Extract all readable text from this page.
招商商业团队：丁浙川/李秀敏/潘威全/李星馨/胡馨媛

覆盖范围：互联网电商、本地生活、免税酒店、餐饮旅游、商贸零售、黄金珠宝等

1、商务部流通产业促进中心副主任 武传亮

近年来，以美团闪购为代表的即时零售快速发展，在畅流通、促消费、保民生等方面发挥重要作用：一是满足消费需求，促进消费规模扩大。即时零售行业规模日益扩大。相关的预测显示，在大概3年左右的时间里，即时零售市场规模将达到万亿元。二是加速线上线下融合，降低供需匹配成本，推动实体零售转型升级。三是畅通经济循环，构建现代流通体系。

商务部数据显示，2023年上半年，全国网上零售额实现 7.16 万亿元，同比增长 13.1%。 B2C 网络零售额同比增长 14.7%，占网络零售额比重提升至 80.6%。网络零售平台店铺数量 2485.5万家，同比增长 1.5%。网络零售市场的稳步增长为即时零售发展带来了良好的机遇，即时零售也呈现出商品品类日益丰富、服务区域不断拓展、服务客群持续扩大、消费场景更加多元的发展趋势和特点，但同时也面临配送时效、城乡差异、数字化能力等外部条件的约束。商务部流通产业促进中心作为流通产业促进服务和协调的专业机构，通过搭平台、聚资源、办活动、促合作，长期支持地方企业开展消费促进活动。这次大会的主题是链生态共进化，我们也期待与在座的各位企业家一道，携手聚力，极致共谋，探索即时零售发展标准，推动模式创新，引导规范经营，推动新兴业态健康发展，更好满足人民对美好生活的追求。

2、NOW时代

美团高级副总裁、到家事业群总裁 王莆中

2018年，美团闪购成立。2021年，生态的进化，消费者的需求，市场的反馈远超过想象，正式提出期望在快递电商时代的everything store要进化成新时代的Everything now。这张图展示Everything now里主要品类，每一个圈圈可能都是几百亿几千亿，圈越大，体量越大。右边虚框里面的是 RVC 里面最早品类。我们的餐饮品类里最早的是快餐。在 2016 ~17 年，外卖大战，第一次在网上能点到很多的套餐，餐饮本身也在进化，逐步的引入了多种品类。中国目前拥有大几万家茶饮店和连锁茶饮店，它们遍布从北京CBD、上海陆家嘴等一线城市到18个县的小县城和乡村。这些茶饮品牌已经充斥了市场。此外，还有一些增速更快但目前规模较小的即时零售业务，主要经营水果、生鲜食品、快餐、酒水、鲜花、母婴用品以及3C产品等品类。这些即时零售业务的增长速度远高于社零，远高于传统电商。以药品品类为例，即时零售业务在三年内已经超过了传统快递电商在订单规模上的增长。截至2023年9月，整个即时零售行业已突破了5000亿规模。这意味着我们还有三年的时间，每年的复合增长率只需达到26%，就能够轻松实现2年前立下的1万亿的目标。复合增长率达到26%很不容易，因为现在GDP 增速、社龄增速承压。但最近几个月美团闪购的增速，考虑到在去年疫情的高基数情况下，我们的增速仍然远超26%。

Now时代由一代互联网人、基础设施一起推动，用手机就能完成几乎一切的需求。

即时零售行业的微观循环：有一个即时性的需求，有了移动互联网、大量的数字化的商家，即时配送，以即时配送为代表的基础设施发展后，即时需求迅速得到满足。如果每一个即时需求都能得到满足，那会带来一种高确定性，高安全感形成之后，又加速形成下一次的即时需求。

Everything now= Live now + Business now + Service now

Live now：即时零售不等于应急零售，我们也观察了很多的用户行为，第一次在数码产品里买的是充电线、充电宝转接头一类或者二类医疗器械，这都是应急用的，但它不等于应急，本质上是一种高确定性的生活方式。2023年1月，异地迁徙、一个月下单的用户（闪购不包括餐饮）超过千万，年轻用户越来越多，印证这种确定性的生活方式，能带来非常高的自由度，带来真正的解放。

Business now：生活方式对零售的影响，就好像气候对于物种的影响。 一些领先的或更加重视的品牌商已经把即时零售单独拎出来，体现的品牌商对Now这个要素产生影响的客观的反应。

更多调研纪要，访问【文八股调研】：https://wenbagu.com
────────
**What to produce:** Write out every entry verbatim.

**Result for this exercise:**
Extract all readable text from this page.
招商商业团队：丁浙川/李秀敏/潘威全/李星馨/胡馨媛

覆盖范围：互联网电商、本地生活、免税酒店、餐饮旅游、商贸零售、黄金珠宝等

1、商务部流通产业促进中心副主任 武传亮

近年来，以美团闪购为代表的即时零售快速发展，在畅流通、促消费、保民生等方面发挥重要作用：一是满足消费需求，促进消费规模扩大。即时零售行业规模日益扩大。相关的预测显示，在大概3年左右的时间里，即时零售市场规模将达到万亿元。二是加速线上线下融合，降低供需匹配成本，推动实体零售转型升级。三是畅通经济循环，构建现代流通体系。

商务部数据显示，2023年上半年，全国网上零售额实现 7.16 万亿元，同比增长 13.1%。 B2C 网络零售额同比增长 14.7%，占网络零售额比重提升至 80.6%。网络零售平台店铺数量 2485.5万家，同比增长 1.5%。网络零售市场的稳步增长为即时零售发展带来了良好的机遇，即时零售也呈现出商品品类日益丰富、服务区域不断拓展、服务客群持续扩大、消费场景更加多元的发展趋势和特点，但同时也面临配送时效、城乡差异、数字化能力等外部条件的约束。商务部流通产业促进中心作为流通产业促进服务和协调的专业机构，通过搭平台、聚资源、办活动、促合作，长期支持地方企业开展消费促进活动。这次大会的主题是链生态共进化，我们也期待与在座的各位企业家一道，携手聚力，极致共谋，探索即时零售发展标准，推动模式创新，引导规范经营，推动新兴业态健康发展，更好满足人民对美好生活的追求。

2、NOW时代

美团高级副总裁、到家事业群总裁 王莆中

2018年，美团闪购成立。2021年，生态的进化，消费者的需求，市场的反馈远超过想象，正式提出期望在快递电商时代的everything store要进化成新时代的Everything now。这张图展示Everything now里主要品类，每一个圈圈可能都是几百亿几千亿，圈越大，体量越大。右边虚框里面的是 RVC 里面最早品类。我们的餐饮品类里最早的是快餐。在 2016 ~17 年，外卖大战，第一次在网上能点到很多的套餐，餐饮本身也在进化，逐步的引入了多种品类。中国目前拥有大几万家茶饮店和连锁茶饮店，它们遍布从北京CBD、上海陆家嘴等一线城市到18个县的小县城和乡村。这些茶饮品牌已经充斥了市场。此外，还有一些增速更快但目前规模较小的即时零售业务，主要经营水果、生鲜食品、快餐、酒水、鲜花、母婴用品以及3C产品等品类。这些即时零售业务的增长速度远高于社零，远高于传统电商。以药品品类为例，即时零售业务在三年内已经超过了传统快递电商在订单规模上的增长。截至2023年9月，整个即时零售行业已突破了5000亿规模。这意味着我们还有三年的时间，每年的复合增长率只需达到26%，就能够轻松实现2年前立下的1万亿的目标。复合增长率达到26%很不容易，因为现在GDP 增速、社龄增速承压。但最近几个月美团闪购的增速，考虑到在去年疫情的高基数情况下，我们的增速仍然远超26%。

Now时代由一代互联网人、基础设施一起推动，用手机就能完成几乎一切的需求。

即时零售行业的微观循环：有一个即时性的需求，有了移动互联网、大量的数字化的商家，即时配送，以即时配送为代表的基础设施发展后，即时需求迅速得到满足。如果每一个即时需求都能得到满足，那会带来一种高确定性，高安全感形成之后，又加速形成下一次的即时需求。

Everything now= Live now + Business now + Service now

Live now：即时零售不等于应急零售，我们也观察了很多的用户行为，第一次在数码产品里买的是充电线、充电宝转接头一类或者二类医疗器械，这都是应急用的，但它不等于应急，本质上是一种高确定性的生活方式。2023年1月，异地迁徙、一个月下单的用户（闪购不包括餐饮）超过千万，年轻用户越来越多，印证这种确定性的生活方式，能带来非常高的自由度，带来真正的解放。

Business now：生活方式对零售的影响，就好像气候对于物种的影响。 一些领先的或更加重视的品牌商已经把即时零售单独拎出来，体现的品牌商对Now这个要素产生影响的客观的反应。

更多调研纪要，访问【文八股调研】：https://wenbagu.com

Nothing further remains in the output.